• What is being asked: Within the data that follows, how many lines carry the string "объекта"? Give the number alone.

• Raw records:
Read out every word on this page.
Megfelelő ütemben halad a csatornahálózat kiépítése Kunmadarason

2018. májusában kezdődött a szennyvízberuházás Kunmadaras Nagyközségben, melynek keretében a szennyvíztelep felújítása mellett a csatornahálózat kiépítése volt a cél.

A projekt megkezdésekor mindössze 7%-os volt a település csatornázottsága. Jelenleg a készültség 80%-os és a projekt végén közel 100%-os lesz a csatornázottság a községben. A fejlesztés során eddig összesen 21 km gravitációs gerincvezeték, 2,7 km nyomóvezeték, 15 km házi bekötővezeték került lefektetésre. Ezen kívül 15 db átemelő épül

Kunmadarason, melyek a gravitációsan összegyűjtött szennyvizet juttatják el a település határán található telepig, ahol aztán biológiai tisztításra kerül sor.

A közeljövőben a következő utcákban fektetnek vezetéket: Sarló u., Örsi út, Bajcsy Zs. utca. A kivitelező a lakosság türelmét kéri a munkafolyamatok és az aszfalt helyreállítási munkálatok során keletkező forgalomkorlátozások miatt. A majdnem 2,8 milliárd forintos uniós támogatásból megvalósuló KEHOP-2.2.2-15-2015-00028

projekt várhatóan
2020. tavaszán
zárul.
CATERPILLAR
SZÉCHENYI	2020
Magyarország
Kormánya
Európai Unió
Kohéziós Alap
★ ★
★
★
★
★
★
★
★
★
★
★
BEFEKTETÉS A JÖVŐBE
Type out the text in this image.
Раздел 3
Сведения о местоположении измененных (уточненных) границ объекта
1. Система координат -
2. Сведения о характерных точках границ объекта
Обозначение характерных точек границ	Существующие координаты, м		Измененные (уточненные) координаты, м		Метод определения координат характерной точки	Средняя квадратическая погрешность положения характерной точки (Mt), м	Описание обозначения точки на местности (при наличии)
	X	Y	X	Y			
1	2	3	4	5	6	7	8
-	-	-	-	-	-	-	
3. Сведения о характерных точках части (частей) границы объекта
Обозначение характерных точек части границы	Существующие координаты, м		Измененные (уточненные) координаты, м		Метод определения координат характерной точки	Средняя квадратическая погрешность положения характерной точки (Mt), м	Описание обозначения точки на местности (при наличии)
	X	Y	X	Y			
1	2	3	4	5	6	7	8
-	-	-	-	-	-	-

• Result for this task: 3